» **TEXT PROVIDED**:
== == ==
Monday, December 6, 2010

Blast from the past!



---------- Forwarded message ----------

Time Out -- Lucknow's curative ekkas

Girish Bhandari
I emerged from the railway station and hopped aboard the very first vehicle I sighted. Three hours to `do' Lucknow. The vehicle lurched, squeaked, as is its wont, and set itself in motion.
"Sahib, this is the result of having fallen on bad days. There was the time when the grandfather of my grandfather regularly shared the dastarkhwan of Nawab Asaf Ud-daullah," said the gnome-like figure with a withered, ash-grey beard. "Regard, huzur, this ekka. In the good old days these four posts were plated with gold. Yes, these very same posts, and their glitter blinded the populace."
Now I, of course, knew the reason for the gnome's patter on this bone-chattering journey. No, no, not bone-shattering, for shattered bones are bereft of speech, and here every one of my bones was loudly wailing. I gathered that the ekka was 200 years old. "And Dilkhush," the gnome pointed to the miserable source of traction of this medieval instrument of torture, "was a prince among stallions." I looked into his eyes as he applied the whip to the toothless Dilkhush, looking for mocking irony or the glint of levity. There was none.
== == ==
[Data entries]
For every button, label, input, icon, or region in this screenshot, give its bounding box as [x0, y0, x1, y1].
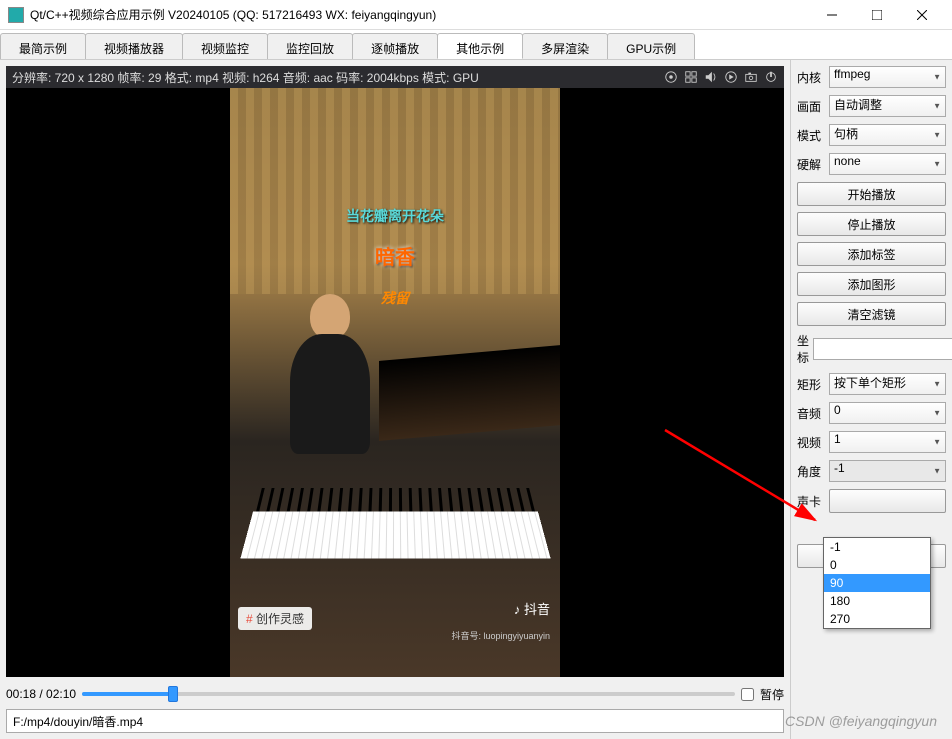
- angle-dropdown-list[interactable]: -1 0 90 180 270: [823, 537, 931, 629]
- right-panel: 内核 ffmpeg▼ 画面 自动调整▼ 模式 句柄▼ 硬解 none▼ 开始播放…: [790, 60, 952, 739]
- hw-label: 硬解: [797, 156, 825, 173]
- tab-gpu[interactable]: GPU示例: [607, 33, 695, 59]
- angle-option-90[interactable]: 90: [824, 574, 930, 592]
- annotation-arrow-icon: [660, 425, 830, 535]
- start-play-button[interactable]: 开始播放: [797, 182, 946, 206]
- osd-icon-group: [664, 70, 778, 84]
- title-bar: Qt/C++视频综合应用示例 V20240105 (QQ: 517216493 …: [0, 0, 952, 30]
- power-icon[interactable]: [764, 70, 778, 84]
- angle-option-0[interactable]: 0: [824, 556, 930, 574]
- douyin-id: 抖音号: luopingyiyuanyin: [451, 629, 550, 642]
- tab-simple[interactable]: 最简示例: [0, 33, 86, 59]
- core-label: 内核: [797, 69, 825, 86]
- angle-option-180[interactable]: 180: [824, 592, 930, 610]
- pause-label: 暂停: [760, 686, 784, 703]
- pause-checkbox[interactable]: [741, 688, 754, 701]
- grid-icon[interactable]: [684, 70, 698, 84]
- video-content: 当花瓣离开花朵 暗香 残留 # 创作灵感 ♪ 抖音 抖音号: luopingyi…: [230, 88, 560, 677]
- video-info-text: 分辨率: 720 x 1280 帧率: 29 格式: mp4 视频: h264 …: [12, 69, 664, 86]
- tab-monitor[interactable]: 视频监控: [182, 33, 268, 59]
- screen-label: 画面: [797, 98, 825, 115]
- overlay-tag: # 创作灵感: [238, 607, 312, 630]
- mode-label: 模式: [797, 127, 825, 144]
- coord-input[interactable]: [813, 338, 952, 360]
- add-shape-button[interactable]: 添加图形: [797, 272, 946, 296]
- rect-select[interactable]: 按下单个矩形▼: [829, 373, 946, 395]
- audio-label: 音频: [797, 405, 825, 422]
- window-controls: [809, 1, 944, 29]
- tab-bar: 最简示例 视频播放器 视频监控 监控回放 逐帧播放 其他示例 多屏渲染 GPU示…: [0, 30, 952, 60]
- main-area: 分辨率: 720 x 1280 帧率: 29 格式: mp4 视频: h264 …: [0, 60, 952, 739]
- file-path-input[interactable]: [6, 709, 784, 733]
- tab-player[interactable]: 视频播放器: [85, 33, 183, 59]
- video-frame[interactable]: 当花瓣离开花朵 暗香 残留 # 创作灵感 ♪ 抖音 抖音号: luopingyi…: [6, 88, 784, 677]
- minimize-button[interactable]: [809, 1, 854, 29]
- overlay-lyric-3: 残留: [230, 288, 560, 308]
- card-button-left[interactable]: [829, 489, 946, 513]
- tab-multiscreen[interactable]: 多屏渲染: [522, 33, 608, 59]
- angle-option-270[interactable]: 270: [824, 610, 930, 628]
- play-circle-icon[interactable]: [724, 70, 738, 84]
- time-display: 00:18 / 02:10: [6, 687, 76, 701]
- video-info-bar: 分辨率: 720 x 1280 帧率: 29 格式: mp4 视频: h264 …: [6, 66, 784, 88]
- clear-filter-button[interactable]: 清空滤镜: [797, 302, 946, 326]
- disc-icon[interactable]: [664, 70, 678, 84]
- overlay-lyric-1: 当花瓣离开花朵: [230, 206, 560, 226]
- core-select[interactable]: ffmpeg▼: [829, 66, 946, 88]
- overlay-lyric-2: 暗香: [230, 241, 560, 270]
- coord-label: 坐标: [797, 332, 809, 366]
- camera-icon[interactable]: [744, 70, 758, 84]
- app-icon: [8, 7, 24, 23]
- tab-frame[interactable]: 逐帧播放: [352, 33, 438, 59]
- progress-slider[interactable]: [82, 692, 735, 696]
- close-button[interactable]: [899, 1, 944, 29]
- add-label-button[interactable]: 添加标签: [797, 242, 946, 266]
- window-title: Qt/C++视频综合应用示例 V20240105 (QQ: 517216493 …: [30, 6, 809, 23]
- stop-play-button[interactable]: 停止播放: [797, 212, 946, 236]
- hw-select[interactable]: none▼: [829, 153, 946, 175]
- angle-option-neg1[interactable]: -1: [824, 538, 930, 556]
- screen-select[interactable]: 自动调整▼: [829, 95, 946, 117]
- angle-select[interactable]: -1▼: [829, 460, 946, 482]
- rect-label: 矩形: [797, 376, 825, 393]
- tab-replay[interactable]: 监控回放: [267, 33, 353, 59]
- video-select[interactable]: 1▼: [829, 431, 946, 453]
- tab-other[interactable]: 其他示例: [437, 33, 523, 59]
- video-container: 分辨率: 720 x 1280 帧率: 29 格式: mp4 视频: h264 …: [6, 66, 784, 677]
- audio-select[interactable]: 0▼: [829, 402, 946, 424]
- mode-select[interactable]: 句柄▼: [829, 124, 946, 146]
- douyin-logo: ♪ 抖音: [514, 599, 550, 618]
- playback-controls: 00:18 / 02:10 暂停: [6, 683, 784, 705]
- maximize-button[interactable]: [854, 1, 899, 29]
- volume-icon[interactable]: [704, 70, 718, 84]
- left-panel: 分辨率: 720 x 1280 帧率: 29 格式: mp4 视频: h264 …: [0, 60, 790, 739]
== == ==
» **TASKS TO COMPLETE**:
A) In the piece about the Lucknow ekka ride, how old does the narrator gather the ekka is?
B) Pick up the story of the Lucknow ekka ride after its last sentence and carry it on.

» **IN RESPONSE**:
A) 200 years old.

B)
"And look at what has happened, tauba. The tanga-wallahs have stolen a march on us. Tauba. You face south when travelling north. It is devil's invention, this tanga, sahib." I was vaguely aware of the controversy over the historical ekka and the parvenu tanga, but had never suspected that the feelings ran so deep.
"And look what has happened since azadi. They are making the ekka wheels by machine. Tauba, tauba. The eccentricity of the handmade wheel was what gave ekkas their power to cure stomach ailments."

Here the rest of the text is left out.